Exercise description.
Will you give every entry again exactly as it stands?
— Start —
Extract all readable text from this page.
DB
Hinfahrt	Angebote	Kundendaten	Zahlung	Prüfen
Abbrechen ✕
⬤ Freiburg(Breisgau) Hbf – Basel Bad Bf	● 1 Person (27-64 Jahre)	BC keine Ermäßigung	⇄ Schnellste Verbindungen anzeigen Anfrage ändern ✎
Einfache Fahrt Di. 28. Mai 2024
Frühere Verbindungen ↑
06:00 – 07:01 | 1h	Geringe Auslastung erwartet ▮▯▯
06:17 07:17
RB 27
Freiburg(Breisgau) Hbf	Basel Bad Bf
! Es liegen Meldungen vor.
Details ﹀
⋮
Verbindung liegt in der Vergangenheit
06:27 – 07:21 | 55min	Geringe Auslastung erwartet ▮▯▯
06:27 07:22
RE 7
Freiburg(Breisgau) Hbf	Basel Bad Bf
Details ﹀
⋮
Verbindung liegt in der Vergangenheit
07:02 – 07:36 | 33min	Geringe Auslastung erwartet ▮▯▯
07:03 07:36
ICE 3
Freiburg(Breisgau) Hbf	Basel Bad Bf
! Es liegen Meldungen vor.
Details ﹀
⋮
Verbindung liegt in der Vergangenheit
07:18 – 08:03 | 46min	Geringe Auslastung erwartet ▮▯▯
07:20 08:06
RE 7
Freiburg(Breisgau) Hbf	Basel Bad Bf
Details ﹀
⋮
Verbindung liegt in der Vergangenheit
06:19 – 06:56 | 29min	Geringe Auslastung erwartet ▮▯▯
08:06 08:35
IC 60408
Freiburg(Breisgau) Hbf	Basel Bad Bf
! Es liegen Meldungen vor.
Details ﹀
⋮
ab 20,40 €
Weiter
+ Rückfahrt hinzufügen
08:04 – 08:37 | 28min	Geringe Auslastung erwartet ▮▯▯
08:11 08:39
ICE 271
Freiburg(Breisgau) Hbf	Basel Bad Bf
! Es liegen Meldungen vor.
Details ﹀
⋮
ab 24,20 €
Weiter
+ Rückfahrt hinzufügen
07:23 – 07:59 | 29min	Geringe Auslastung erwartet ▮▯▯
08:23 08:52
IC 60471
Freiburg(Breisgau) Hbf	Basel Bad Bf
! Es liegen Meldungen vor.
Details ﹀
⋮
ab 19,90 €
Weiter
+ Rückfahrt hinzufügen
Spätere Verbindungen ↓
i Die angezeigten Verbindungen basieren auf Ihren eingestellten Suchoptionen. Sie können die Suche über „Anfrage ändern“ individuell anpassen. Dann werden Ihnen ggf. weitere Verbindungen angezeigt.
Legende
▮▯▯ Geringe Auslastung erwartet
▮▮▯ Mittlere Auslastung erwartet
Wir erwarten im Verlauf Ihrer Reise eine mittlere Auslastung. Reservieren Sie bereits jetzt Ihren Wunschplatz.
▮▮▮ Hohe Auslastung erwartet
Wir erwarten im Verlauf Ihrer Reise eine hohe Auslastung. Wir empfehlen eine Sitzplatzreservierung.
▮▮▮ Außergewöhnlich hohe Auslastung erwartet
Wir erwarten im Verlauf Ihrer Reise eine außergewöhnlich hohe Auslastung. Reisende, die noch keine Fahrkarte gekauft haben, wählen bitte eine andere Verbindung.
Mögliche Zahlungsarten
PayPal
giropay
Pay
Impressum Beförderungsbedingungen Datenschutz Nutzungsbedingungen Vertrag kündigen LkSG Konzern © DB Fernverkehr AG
— End —
Answer in full.
Extract all readable text from this page.
DB
Hinfahrt	Angebote	Kundendaten	Zahlung	Prüfen
Abbrechen ✕
⬤ Freiburg(Breisgau) Hbf – Basel Bad Bf	● 1 Person (27-64 Jahre)	BC keine Ermäßigung	⇄ Schnellste Verbindungen anzeigen Anfrage ändern ✎
Einfache Fahrt Di. 28. Mai 2024
Frühere Verbindungen ↑
06:00 – 07:01 | 1h	Geringe Auslastung erwartet ▮▯▯
06:17 07:17
RB 27
Freiburg(Breisgau) Hbf	Basel Bad Bf
! Es liegen Meldungen vor.
Details ﹀
⋮
Verbindung liegt in der Vergangenheit
06:27 – 07:21 | 55min	Geringe Auslastung erwartet ▮▯▯
06:27 07:22
RE 7
Freiburg(Breisgau) Hbf	Basel Bad Bf
Details ﹀
⋮
Verbindung liegt in der Vergangenheit
07:02 – 07:36 | 33min	Geringe Auslastung erwartet ▮▯▯
07:03 07:36
ICE 3
Freiburg(Breisgau) Hbf	Basel Bad Bf
! Es liegen Meldungen vor.
Details ﹀
⋮
Verbindung liegt in der Vergangenheit
07:18 – 08:03 | 46min	Geringe Auslastung erwartet ▮▯▯
07:20 08:06
RE 7
Freiburg(Breisgau) Hbf	Basel Bad Bf
Details ﹀
⋮
Verbindung liegt in der Vergangenheit
06:19 – 06:56 | 29min	Geringe Auslastung erwartet ▮▯▯
08:06 08:35
IC 60408
Freiburg(Breisgau) Hbf	Basel Bad Bf
! Es liegen Meldungen vor.
Details ﹀
⋮
ab 20,40 €
Weiter
+ Rückfahrt hinzufügen
08:04 – 08:37 | 28min	Geringe Auslastung erwartet ▮▯▯
08:11 08:39
ICE 271
Freiburg(Breisgau) Hbf	Basel Bad Bf
! Es liegen Meldungen vor.
Details ﹀
⋮
ab 24,20 €
Weiter
+ Rückfahrt hinzufügen
07:23 – 07:59 | 29min	Geringe Auslastung erwartet ▮▯▯
08:23 08:52
IC 60471
Freiburg(Breisgau) Hbf	Basel Bad Bf
! Es liegen Meldungen vor.
Details ﹀
⋮
ab 19,90 €
Weiter
+ Rückfahrt hinzufügen
Spätere Verbindungen ↓
i Die angezeigten Verbindungen basieren auf Ihren eingestellten Suchoptionen. Sie können die Suche über „Anfrage ändern“ individuell anpassen. Dann werden Ihnen ggf. weitere Verbindungen angezeigt.
Legende
▮▯▯ Geringe Auslastung erwartet
▮▮▯ Mittlere Auslastung erwartet
Wir erwarten im Verlauf Ihrer Reise eine mittlere Auslastung. Reservieren Sie bereits jetzt Ihren Wunschplatz.
▮▮▮ Hohe Auslastung erwartet
Wir erwarten im Verlauf Ihrer Reise eine hohe Auslastung. Wir empfehlen eine Sitzplatzreservierung.
▮▮▮ Außergewöhnlich hohe Auslastung erwartet
Wir erwarten im Verlauf Ihrer Reise eine außergewöhnlich hohe Auslastung. Reisende, die noch keine Fahrkarte gekauft haben, wählen bitte eine andere Verbindung.
Mögliche Zahlungsarten
PayPal
giropay
Pay
Impressum Beförderungsbedingungen Datenschutz Nutzungsbedingungen Vertrag kündigen LkSG Konzern © DB Fernverkehr AG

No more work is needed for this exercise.